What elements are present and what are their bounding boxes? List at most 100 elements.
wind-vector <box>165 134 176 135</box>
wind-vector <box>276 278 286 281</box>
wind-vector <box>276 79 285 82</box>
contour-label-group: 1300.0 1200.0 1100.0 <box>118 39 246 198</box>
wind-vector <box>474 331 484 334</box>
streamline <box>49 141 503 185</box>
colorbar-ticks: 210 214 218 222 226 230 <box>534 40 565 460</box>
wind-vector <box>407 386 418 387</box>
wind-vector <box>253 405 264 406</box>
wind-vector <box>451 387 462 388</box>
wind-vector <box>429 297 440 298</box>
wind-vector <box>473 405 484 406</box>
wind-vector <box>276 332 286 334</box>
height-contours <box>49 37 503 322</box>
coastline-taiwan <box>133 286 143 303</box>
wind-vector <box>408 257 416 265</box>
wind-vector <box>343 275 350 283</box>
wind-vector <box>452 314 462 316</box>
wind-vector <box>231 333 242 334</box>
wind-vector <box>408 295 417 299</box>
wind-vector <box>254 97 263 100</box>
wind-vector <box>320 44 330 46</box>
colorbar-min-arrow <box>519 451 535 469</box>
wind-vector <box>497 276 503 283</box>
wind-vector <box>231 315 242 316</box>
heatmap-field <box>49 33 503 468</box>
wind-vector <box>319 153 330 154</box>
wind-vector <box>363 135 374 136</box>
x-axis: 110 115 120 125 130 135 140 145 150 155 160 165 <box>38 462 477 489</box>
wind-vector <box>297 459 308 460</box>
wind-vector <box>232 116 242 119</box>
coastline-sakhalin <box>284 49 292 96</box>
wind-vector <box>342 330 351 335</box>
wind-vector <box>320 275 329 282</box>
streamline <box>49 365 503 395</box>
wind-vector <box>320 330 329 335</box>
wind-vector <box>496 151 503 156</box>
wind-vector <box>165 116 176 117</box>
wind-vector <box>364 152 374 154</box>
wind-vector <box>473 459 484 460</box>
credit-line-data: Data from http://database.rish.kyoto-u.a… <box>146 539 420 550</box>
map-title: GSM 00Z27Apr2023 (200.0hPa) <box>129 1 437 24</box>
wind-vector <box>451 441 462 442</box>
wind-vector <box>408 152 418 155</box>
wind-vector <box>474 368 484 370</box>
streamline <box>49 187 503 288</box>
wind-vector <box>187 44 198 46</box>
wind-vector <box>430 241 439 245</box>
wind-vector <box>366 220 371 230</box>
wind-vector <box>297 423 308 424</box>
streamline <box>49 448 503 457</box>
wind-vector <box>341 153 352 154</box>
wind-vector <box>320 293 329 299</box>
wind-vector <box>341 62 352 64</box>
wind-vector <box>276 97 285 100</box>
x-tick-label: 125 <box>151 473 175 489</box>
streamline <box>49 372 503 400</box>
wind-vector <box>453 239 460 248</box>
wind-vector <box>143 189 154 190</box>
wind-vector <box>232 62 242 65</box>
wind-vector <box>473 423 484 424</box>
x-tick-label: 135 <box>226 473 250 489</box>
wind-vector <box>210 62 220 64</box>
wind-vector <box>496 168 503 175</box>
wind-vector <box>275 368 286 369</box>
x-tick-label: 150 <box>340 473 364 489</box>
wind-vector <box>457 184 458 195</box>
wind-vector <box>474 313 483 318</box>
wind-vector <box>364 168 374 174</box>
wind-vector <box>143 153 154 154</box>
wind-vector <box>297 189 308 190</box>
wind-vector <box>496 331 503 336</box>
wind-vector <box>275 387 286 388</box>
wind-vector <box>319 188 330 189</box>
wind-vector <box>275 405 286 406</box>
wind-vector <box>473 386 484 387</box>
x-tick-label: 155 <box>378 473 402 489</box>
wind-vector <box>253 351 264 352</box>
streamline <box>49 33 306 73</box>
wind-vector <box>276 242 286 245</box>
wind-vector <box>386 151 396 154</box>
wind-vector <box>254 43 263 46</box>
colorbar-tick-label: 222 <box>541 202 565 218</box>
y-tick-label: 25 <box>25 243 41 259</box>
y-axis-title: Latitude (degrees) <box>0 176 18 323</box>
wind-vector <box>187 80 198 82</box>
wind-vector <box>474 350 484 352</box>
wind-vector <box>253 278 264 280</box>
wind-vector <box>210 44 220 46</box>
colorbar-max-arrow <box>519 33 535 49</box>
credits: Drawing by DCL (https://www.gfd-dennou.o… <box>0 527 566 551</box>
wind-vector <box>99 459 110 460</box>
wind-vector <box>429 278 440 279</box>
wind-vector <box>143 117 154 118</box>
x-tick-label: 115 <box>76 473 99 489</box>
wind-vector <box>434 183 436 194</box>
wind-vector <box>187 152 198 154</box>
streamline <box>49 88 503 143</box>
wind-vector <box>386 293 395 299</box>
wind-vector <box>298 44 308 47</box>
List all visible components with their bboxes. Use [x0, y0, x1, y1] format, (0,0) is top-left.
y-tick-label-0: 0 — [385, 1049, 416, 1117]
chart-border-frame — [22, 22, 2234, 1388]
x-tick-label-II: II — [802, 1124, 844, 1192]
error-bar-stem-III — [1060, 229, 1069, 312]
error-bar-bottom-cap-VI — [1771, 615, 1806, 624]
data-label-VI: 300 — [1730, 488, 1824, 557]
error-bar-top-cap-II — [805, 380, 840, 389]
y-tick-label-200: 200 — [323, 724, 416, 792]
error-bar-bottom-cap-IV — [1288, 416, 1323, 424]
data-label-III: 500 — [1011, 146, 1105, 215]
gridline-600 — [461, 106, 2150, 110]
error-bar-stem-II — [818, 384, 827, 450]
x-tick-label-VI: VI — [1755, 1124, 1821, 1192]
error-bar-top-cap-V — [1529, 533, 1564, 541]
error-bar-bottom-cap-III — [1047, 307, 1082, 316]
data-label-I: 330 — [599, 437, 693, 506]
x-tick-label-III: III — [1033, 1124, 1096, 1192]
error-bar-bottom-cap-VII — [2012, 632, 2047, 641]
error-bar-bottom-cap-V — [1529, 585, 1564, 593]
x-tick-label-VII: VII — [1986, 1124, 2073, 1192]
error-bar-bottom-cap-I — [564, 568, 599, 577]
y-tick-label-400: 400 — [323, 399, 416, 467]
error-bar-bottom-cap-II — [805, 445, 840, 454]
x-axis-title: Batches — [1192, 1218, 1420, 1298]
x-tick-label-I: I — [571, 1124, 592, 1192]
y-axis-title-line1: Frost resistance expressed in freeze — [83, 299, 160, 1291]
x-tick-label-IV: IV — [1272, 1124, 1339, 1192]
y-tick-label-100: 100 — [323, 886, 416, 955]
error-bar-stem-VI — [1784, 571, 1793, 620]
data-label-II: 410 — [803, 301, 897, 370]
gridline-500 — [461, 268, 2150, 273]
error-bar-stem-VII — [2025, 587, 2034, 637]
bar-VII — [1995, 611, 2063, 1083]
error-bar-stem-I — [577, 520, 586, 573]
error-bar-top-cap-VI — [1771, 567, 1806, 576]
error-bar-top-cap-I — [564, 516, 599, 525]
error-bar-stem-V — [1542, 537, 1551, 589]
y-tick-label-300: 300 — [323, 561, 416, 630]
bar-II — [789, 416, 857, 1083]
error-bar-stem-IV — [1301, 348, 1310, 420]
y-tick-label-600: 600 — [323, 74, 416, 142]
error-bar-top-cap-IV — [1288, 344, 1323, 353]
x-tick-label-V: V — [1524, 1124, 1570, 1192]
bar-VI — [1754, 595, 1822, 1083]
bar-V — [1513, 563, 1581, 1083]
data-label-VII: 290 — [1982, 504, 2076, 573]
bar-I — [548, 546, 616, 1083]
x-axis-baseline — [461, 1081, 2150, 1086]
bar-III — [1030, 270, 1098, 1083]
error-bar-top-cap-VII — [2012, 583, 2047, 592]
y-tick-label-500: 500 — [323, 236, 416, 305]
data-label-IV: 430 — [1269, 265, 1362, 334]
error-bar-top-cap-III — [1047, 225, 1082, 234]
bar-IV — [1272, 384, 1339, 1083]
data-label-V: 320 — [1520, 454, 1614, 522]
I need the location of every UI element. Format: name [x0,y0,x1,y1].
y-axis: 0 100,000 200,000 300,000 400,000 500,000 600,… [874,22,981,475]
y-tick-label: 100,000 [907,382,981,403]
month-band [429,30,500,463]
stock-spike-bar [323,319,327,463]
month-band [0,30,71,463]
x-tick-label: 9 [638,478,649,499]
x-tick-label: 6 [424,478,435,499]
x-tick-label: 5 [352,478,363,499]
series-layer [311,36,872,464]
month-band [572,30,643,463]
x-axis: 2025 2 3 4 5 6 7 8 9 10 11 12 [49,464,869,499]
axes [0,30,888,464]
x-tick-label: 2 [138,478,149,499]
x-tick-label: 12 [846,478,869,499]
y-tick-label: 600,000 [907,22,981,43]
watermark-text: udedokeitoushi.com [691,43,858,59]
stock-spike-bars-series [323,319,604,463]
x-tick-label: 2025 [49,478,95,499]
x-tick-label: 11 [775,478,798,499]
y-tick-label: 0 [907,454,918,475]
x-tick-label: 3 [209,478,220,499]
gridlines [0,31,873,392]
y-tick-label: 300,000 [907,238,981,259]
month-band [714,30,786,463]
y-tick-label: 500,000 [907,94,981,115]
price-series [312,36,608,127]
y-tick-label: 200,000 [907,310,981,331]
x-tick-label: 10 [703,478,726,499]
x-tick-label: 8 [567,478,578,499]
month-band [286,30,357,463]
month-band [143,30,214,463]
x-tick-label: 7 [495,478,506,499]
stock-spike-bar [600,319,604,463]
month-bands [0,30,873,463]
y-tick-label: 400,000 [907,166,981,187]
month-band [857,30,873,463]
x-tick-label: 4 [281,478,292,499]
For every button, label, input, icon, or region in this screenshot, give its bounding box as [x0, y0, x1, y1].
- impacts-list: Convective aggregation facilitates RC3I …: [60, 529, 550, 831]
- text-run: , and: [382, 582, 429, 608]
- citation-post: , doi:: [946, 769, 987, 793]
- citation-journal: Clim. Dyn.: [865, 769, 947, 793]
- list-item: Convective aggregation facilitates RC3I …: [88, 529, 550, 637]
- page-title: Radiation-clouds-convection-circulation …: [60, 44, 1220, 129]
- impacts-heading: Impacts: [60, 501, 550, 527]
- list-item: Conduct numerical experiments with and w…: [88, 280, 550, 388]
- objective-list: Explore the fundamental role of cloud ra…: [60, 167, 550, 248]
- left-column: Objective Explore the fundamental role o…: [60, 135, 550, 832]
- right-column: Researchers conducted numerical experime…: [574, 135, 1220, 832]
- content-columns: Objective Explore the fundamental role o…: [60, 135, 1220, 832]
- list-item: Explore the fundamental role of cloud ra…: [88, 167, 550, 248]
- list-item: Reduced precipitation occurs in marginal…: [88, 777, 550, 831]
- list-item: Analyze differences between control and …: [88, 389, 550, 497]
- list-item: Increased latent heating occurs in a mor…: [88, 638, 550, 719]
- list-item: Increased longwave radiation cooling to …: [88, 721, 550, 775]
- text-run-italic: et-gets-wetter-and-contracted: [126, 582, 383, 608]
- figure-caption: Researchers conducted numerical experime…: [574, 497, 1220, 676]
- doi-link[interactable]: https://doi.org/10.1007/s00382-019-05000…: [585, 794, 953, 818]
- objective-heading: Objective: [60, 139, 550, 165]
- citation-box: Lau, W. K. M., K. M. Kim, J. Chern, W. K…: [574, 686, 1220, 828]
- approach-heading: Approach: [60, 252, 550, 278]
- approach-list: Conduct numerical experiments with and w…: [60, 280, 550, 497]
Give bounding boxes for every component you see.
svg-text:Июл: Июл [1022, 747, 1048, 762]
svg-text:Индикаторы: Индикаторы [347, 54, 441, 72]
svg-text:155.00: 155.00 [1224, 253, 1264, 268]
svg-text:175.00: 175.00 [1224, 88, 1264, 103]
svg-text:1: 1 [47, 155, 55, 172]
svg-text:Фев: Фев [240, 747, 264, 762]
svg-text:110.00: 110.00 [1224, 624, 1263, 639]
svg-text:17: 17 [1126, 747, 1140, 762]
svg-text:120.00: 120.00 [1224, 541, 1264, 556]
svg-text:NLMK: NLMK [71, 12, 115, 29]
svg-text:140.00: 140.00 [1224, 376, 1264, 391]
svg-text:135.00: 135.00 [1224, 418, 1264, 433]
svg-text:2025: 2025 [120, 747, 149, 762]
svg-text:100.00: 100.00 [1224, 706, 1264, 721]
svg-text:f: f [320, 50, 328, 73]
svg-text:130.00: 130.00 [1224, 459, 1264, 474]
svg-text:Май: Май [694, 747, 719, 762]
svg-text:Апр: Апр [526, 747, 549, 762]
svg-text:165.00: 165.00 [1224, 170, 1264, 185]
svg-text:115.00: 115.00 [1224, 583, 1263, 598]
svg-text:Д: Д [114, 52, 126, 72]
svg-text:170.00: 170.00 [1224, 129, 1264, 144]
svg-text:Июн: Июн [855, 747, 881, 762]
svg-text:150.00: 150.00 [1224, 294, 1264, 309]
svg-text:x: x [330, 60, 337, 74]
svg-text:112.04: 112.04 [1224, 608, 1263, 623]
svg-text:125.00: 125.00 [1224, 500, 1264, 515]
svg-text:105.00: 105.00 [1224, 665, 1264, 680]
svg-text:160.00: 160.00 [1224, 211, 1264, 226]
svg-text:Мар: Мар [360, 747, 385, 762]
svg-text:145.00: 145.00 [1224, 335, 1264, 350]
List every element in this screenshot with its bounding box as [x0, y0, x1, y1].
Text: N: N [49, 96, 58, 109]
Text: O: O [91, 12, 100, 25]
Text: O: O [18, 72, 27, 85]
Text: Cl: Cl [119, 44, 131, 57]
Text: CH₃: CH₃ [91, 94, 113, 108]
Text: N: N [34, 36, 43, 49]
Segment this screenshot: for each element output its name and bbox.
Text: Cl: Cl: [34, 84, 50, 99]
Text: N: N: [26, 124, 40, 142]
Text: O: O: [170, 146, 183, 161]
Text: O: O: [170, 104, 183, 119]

▬▬▬▬▬▬▬▬▬▬

**Exercise details:** Return verbatim the lines of the records from the very first line up to and including the line containing "wind-vector <box>363 135 374 136</box>".

**Solution to the exercise:**
What elements are present and what are their bounding boxes? List at most 100 elements.
wind-vector <box>165 134 176 135</box>
wind-vector <box>276 278 286 281</box>
wind-vector <box>276 79 285 82</box>
contour-label-group: 1300.0 1200.0 1100.0 <box>118 39 246 198</box>
wind-vector <box>474 331 484 334</box>
streamline <box>49 141 503 185</box>
colorbar-ticks: 210 214 218 222 226 230 <box>534 40 565 460</box>
wind-vector <box>407 386 418 387</box>
wind-vector <box>253 405 264 406</box>
wind-vector <box>451 387 462 388</box>
wind-vector <box>429 297 440 298</box>
wind-vector <box>473 405 484 406</box>
wind-vector <box>276 332 286 334</box>
height-contours <box>49 37 503 322</box>
coastline-taiwan <box>133 286 143 303</box>
wind-vector <box>408 257 416 265</box>
wind-vector <box>343 275 350 283</box>
wind-vector <box>452 314 462 316</box>
wind-vector <box>231 333 242 334</box>
wind-vector <box>408 295 417 299</box>
wind-vector <box>254 97 263 100</box>
wind-vector <box>320 44 330 46</box>
colorbar-min-arrow <box>519 451 535 469</box>
wind-vector <box>497 276 503 283</box>
wind-vector <box>231 315 242 316</box>
heatmap-field <box>49 33 503 468</box>
wind-vector <box>319 153 330 154</box>
wind-vector <box>363 135 374 136</box>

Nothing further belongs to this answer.